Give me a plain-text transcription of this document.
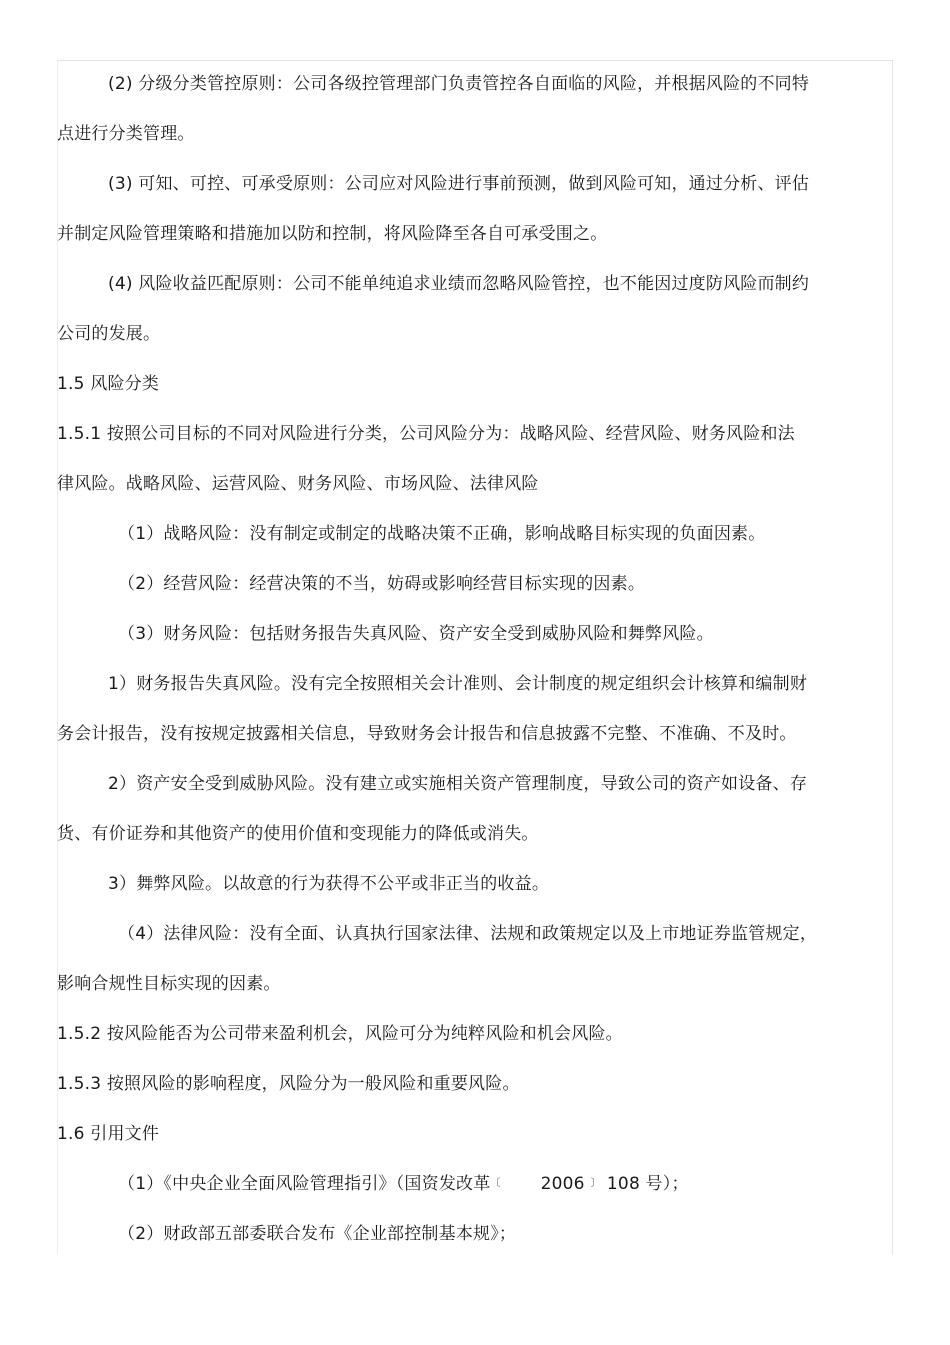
(2) 分级分类管控原则：公司各级控管理部门负责管控各自面临的风险，并根据风险的不同特
点进行分类管理。
(3) 可知、可控、可承受原则：公司应对风险进行事前预测，做到风险可知，通过分析、评估
并制定风险管理策略和措施加以防和控制，将风险降至各自可承受围之。
(4) 风险收益匹配原则：公司不能单纯追求业绩而忽略风险管控，也不能因过度防风险而制约
公司的发展。
1.5 风险分类
1.5.1 按照公司目标的不同对风险进行分类，公司风险分为：战略风险、经营风险、财务风险和法
律风险。战略风险、运营风险、财务风险、市场风险、法律风险
（1）战略风险：没有制定或制定的战略决策不正确，影响战略目标实现的负面因素。
（2）经营风险：经营决策的不当，妨碍或影响经营目标实现的因素。
（3）财务风险：包括财务报告失真风险、资产安全受到威胁风险和舞弊风险。
1）财务报告失真风险。没有完全按照相关会计准则、会计制度的规定组织会计核算和编制财
务会计报告，没有按规定披露相关信息，导致财务会计报告和信息披露不完整、不准确、不及时。
2）资产安全受到威胁风险。没有建立或实施相关资产管理制度，导致公司的资产如设备、存
货、有价证券和其他资产的使用价值和变现能力的降低或消失。
3）舞弊风险。以故意的行为获得不公平或非正当的收益。
（4）法律风险：没有全面、认真执行国家法律、法规和政策规定以及上市地证券监管规定，
影响合规性目标实现的因素。
1.5.2 按风险能否为公司带来盈利机会，风险可分为纯粹风险和机会风险。
1.5.3 按照风险的影响程度，风险分为一般风险和重要风险。
1.6 引用文件
（1）《中央企业全面风险管理指引》（国资发改革〔 2006 〕 108 号）；
（2）财政部五部委联合发布《企业部控制基本规》；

- [Objective]: Search the lines above for the string "经营风险", then show every one that has it.

- [Correct response]:
1.5.1 按照公司目标的不同对风险进行分类，公司风险分为：战略风险、经营风险、财务风险和法
（2）经营风险：经营决策的不当，妨碍或影响经营目标实现的因素。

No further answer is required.